__STATED TASK__.
Beginning with the line that contains "Read this page and output its text content.", copy each subsequent line of the data below through the last one, including both ends but not the pictures.
+--
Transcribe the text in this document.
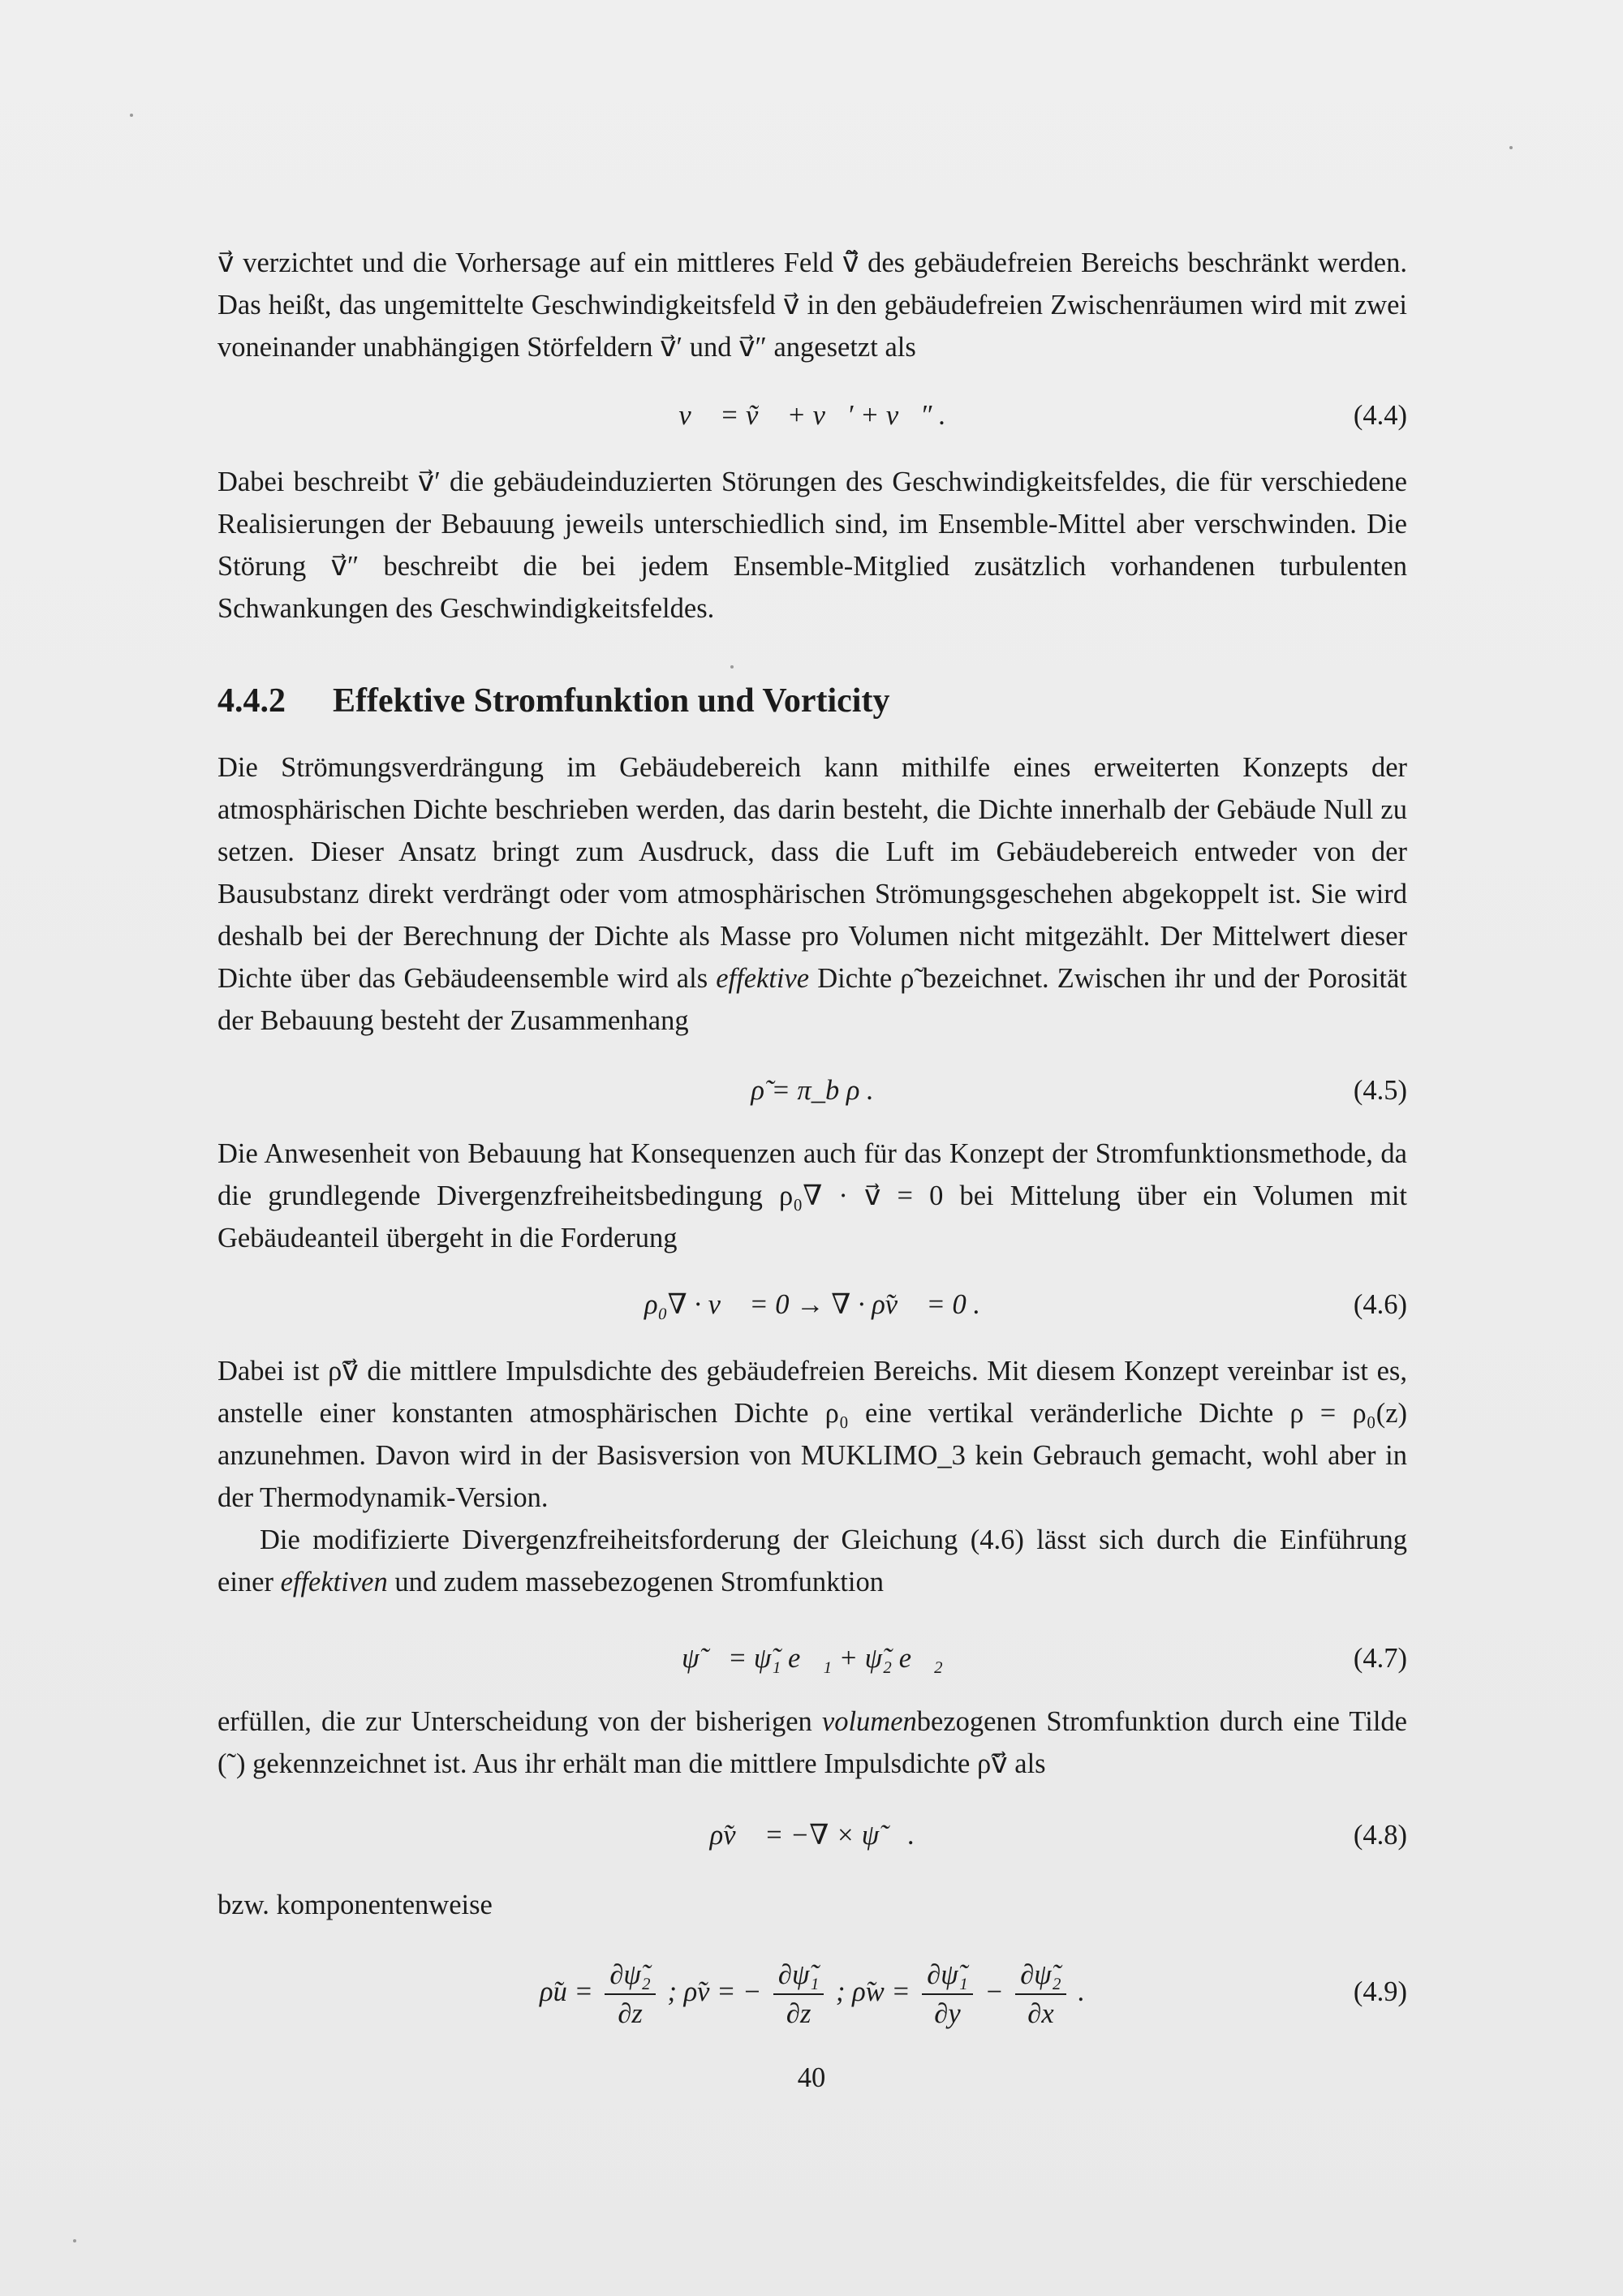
v⃗ verzichtet und die Vorhersage auf ein mittleres Feld ṽ⃗ des gebäudefreien Bereichs beschränkt werden. Das heißt, das ungemittelte Geschwindigkeitsfeld v⃗ in den gebäudefreien Zwischenräumen wird mit zwei voneinander unabhängigen Störfeldern v⃗′ und v⃗″ angesetzt als

v⃗ = ṽ⃗ + v⃗′ + v⃗″ .	(4.4)

Dabei beschreibt v⃗′ die gebäudeinduzierten Störungen des Geschwindigkeitsfeldes, die für verschiedene Realisierungen der Bebauung jeweils unterschiedlich sind, im Ensemble-Mittel aber verschwinden. Die Störung v⃗″ beschreibt die bei jedem Ensemble-Mitglied zusätzlich vorhandenen turbulenten Schwankungen des Geschwindigkeitsfeldes.

4.4.2 Effektive Stromfunktion und Vorticity

Die Strömungsverdrängung im Gebäudebereich kann mithilfe eines erweiterten Konzepts der atmosphärischen Dichte beschrieben werden, das darin besteht, die Dichte innerhalb der Gebäude Null zu setzen. Dieser Ansatz bringt zum Ausdruck, dass die Luft im Gebäudebereich entweder von der Bausubstanz direkt verdrängt oder vom atmosphärischen Strömungsgeschehen abgekoppelt ist. Sie wird deshalb bei der Berechnung der Dichte als Masse pro Volumen nicht mitgezählt. Der Mittelwert dieser Dichte über das Gebäudeensemble wird als effektive Dichte ρ̃ bezeichnet. Zwischen ihr und der Porosität der Bebauung besteht der Zusammenhang

ρ̃ = π_b ρ .	(4.5)

Die Anwesenheit von Bebauung hat Konsequenzen auch für das Konzept der Stromfunktionsmethode, da die grundlegende Divergenzfreiheitsbedingung ρ₀∇ · v⃗ = 0 bei Mittelung über ein Volumen mit Gebäudeanteil übergeht in die Forderung

ρ₀∇ · v⃗ = 0 → ∇ · ρ̃v⃗ = 0 .	(4.6)

Dabei ist ρ̃v⃗ die mittlere Impulsdichte des gebäudefreien Bereichs. Mit diesem Konzept vereinbar ist es, anstelle einer konstanten atmosphärischen Dichte ρ₀ eine vertikal veränderliche Dichte ρ = ρ₀(z) anzunehmen. Davon wird in der Basisversion von MUKLIMO_3 kein Gebrauch gemacht, wohl aber in der Thermodynamik-Version.

Die modifizierte Divergenzfreiheitsforderung der Gleichung (4.6) lässt sich durch die Einführung einer effektiven und zudem massebezogenen Stromfunktion

ψ̃⃗ = ψ̃₁ e⃗₁ + ψ̃₂ e⃗₂	(4.7)

erfüllen, die zur Unterscheidung von der bisherigen volumenbezogenen Stromfunktion durch eine Tilde (˜) gekennzeichnet ist. Aus ihr erhält man die mittlere Impulsdichte ρ̃v⃗ als

ρ̃v⃗ = −∇ × ψ̃⃗ .	(4.8)

bzw. komponentenweise

ρ̃u = $\frac{\text{∂ψ̃₂}}{\partial z}$ ; ρ̃v = − $\frac{\text{∂ψ̃₁}}{\partial z}$ ; ρ̃w = $\frac{\text{∂ψ̃₁}}{\partial y} - \frac{\text{∂ψ̃₂}}{\partial x}$ .	(4.9)
40
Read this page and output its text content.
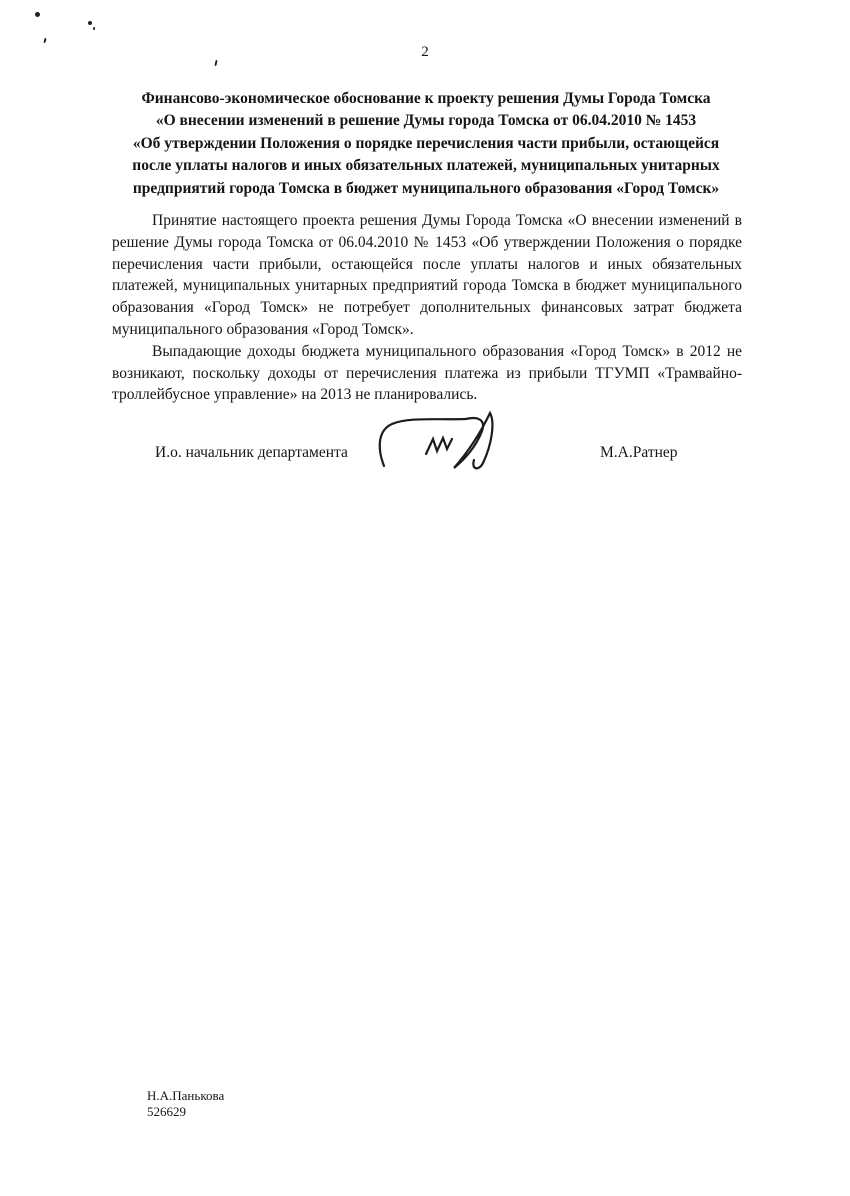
2
Финансово-экономическое обоснование к проекту решения Думы Города Томска
«О внесении изменений в решение Думы города Томска от 06.04.2010 № 1453
«Об утверждении Положения о порядке перечисления части прибыли, остающейся
после уплаты налогов и иных обязательных платежей, муниципальных унитарных
предприятий города Томска в бюджет муниципального образования «Город Томск»

Принятие настоящего проекта решения Думы Города Томска «О внесении изменений в решение Думы города Томска от 06.04.2010 № 1453 «Об утверждении Положения о порядке перечисления части прибыли, остающейся после уплаты налогов и иных обязательных платежей, муниципальных унитарных предприятий города Томска в бюджет муниципального образования «Город Томск» не потребует дополнительных финансовых затрат бюджета муниципального образования «Город Томск».

Выпадающие доходы бюджета муниципального образования «Город Томск» в 2012 не возникают, поскольку доходы от перечисления платежа из прибыли ТГУМП «Трамвайно-троллейбусное управление» на 2013 не планировались.

И.о. начальник департамента	М.А.Ратнер
Н.А.Панькова
526629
+--
__ANSWER FOR THE TASK__.
Read this page and output its text content.
2
Финансово-экономическое обоснование к проекту решения Думы Города Томска
«О внесении изменений в решение Думы города Томска от 06.04.2010 № 1453
«Об утверждении Положения о порядке перечисления части прибыли, остающейся
после уплаты налогов и иных обязательных платежей, муниципальных унитарных
предприятий города Томска в бюджет муниципального образования «Город Томск»

Принятие настоящего проекта решения Думы Города Томска «О внесении изменений в решение Думы города Томска от 06.04.2010 № 1453 «Об утверждении Положения о порядке перечисления части прибыли, остающейся после уплаты налогов и иных обязательных платежей, муниципальных унитарных предприятий города Томска в бюджет муниципального образования «Город Томск» не потребует дополнительных финансовых затрат бюджета муниципального образования «Город Томск».

Выпадающие доходы бюджета муниципального образования «Город Томск» в 2012 не возникают, поскольку доходы от перечисления платежа из прибыли ТГУМП «Трамвайно-троллейбусное управление» на 2013 не планировались.

И.о. начальник департамента	М.А.Ратнер
Н.А.Панькова
526629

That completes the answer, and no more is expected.